* [TASK OBJECTIVE]:
Without the pictures, output the records below word for word.

## begin RECORDS TO PROCESS

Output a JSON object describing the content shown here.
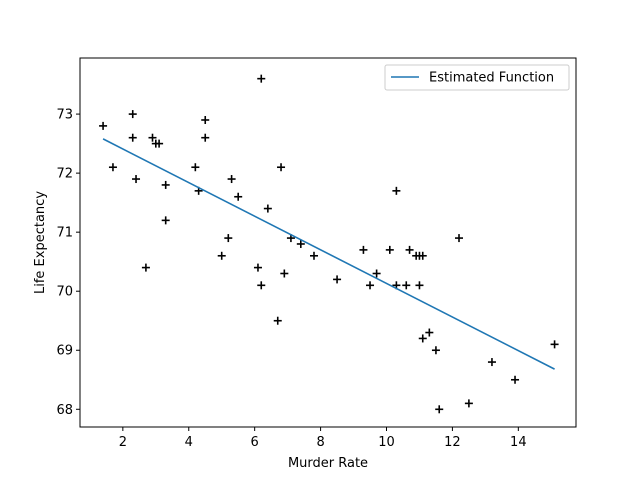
{
  "chart_data": {
    "type": "scatter",
    "title": "",
    "xlabel": "Murder Rate",
    "ylabel": "Life Expectancy",
    "xlim": [
      0.7,
      15.75
    ],
    "ylim": [
      67.7,
      73.95
    ],
    "xticks": [
      2,
      4,
      6,
      8,
      10,
      12,
      14
    ],
    "yticks": [
      68,
      69,
      70,
      71,
      72,
      73
    ],
    "grid": false,
    "legend_position": "top-right",
    "points": {
      "marker": "plus",
      "color": "#000000",
      "x": [
        1.4,
        1.7,
        2.3,
        2.3,
        2.4,
        2.7,
        2.9,
        3.0,
        3.1,
        3.3,
        3.3,
        4.2,
        4.3,
        4.5,
        4.5,
        5.0,
        5.2,
        5.3,
        5.5,
        6.1,
        6.2,
        6.2,
        6.4,
        6.7,
        6.8,
        6.9,
        7.1,
        7.4,
        7.8,
        8.5,
        9.3,
        9.5,
        9.7,
        10.1,
        10.3,
        10.3,
        10.6,
        10.7,
        10.9,
        11.0,
        11.0,
        11.1,
        11.1,
        11.3,
        11.5,
        11.6,
        12.2,
        12.5,
        13.2,
        13.9,
        15.1
      ],
      "y": [
        72.8,
        72.1,
        73.0,
        72.6,
        71.9,
        70.4,
        72.6,
        72.5,
        72.5,
        71.8,
        71.2,
        72.1,
        71.7,
        72.9,
        72.6,
        70.6,
        70.9,
        71.9,
        71.6,
        70.4,
        73.6,
        70.1,
        71.4,
        69.5,
        72.1,
        70.3,
        70.9,
        70.8,
        70.6,
        70.2,
        70.7,
        70.1,
        70.3,
        70.7,
        71.7,
        70.1,
        70.1,
        70.7,
        70.6,
        70.6,
        70.1,
        70.6,
        69.2,
        69.3,
        69.0,
        68.0,
        70.9,
        68.1,
        68.8,
        68.5,
        69.1
      ]
    },
    "series": [
      {
        "name": "Estimated Function",
        "type": "line",
        "color": "#1f77b4",
        "x": [
          1.4,
          15.1
        ],
        "y": [
          72.58,
          68.68
        ]
      }
    ]
  }
}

## end RECORDS TO PROCESS

* [THE ANSWER]:
Output a JSON object describing the content shown here.
{
  "chart_data": {
    "type": "scatter",
    "title": "",
    "xlabel": "Murder Rate",
    "ylabel": "Life Expectancy",
    "xlim": [
      0.7,
      15.75
    ],
    "ylim": [
      67.7,
      73.95
    ],
    "xticks": [
      2,
      4,
      6,
      8,
      10,
      12,
      14
    ],
    "yticks": [
      68,
      69,
      70,
      71,
      72,
      73
    ],
    "grid": false,
    "legend_position": "top-right",
    "points": {
      "marker": "plus",
      "color": "#000000",
      "x": [
        1.4,
        1.7,
        2.3,
        2.3,
        2.4,
        2.7,
        2.9,
        3.0,
        3.1,
        3.3,
        3.3,
        4.2,
        4.3,
        4.5,
        4.5,
        5.0,
        5.2,
        5.3,
        5.5,
        6.1,
        6.2,
        6.2,
        6.4,
        6.7,
        6.8,
        6.9,
        7.1,
        7.4,
        7.8,
        8.5,
        9.3,
        9.5,
        9.7,
        10.1,
        10.3,
        10.3,
        10.6,
        10.7,
        10.9,
        11.0,
        11.0,
        11.1,
        11.1,
        11.3,
        11.5,
        11.6,
        12.2,
        12.5,
        13.2,
        13.9,
        15.1
      ],
      "y": [
        72.8,
        72.1,
        73.0,
        72.6,
        71.9,
        70.4,
        72.6,
        72.5,
        72.5,
        71.8,
        71.2,
        72.1,
        71.7,
        72.9,
        72.6,
        70.6,
        70.9,
        71.9,
        71.6,
        70.4,
        73.6,
        70.1,
        71.4,
        69.5,
        72.1,
        70.3,
        70.9,
        70.8,
        70.6,
        70.2,
        70.7,
        70.1,
        70.3,
        70.7,
        71.7,
        70.1,
        70.1,
        70.7,
        70.6,
        70.6,
        70.1,
        70.6,
        69.2,
        69.3,
        69.0,
        68.0,
        70.9,
        68.1,
        68.8,
        68.5,
        69.1
      ]
    },
    "series": [
      {
        "name": "Estimated Function",
        "type": "line",
        "color": "#1f77b4",
        "x": [
          1.4,
          15.1
        ],
        "y": [
          72.58,
          68.68
        ]
      }
    ]
  }
}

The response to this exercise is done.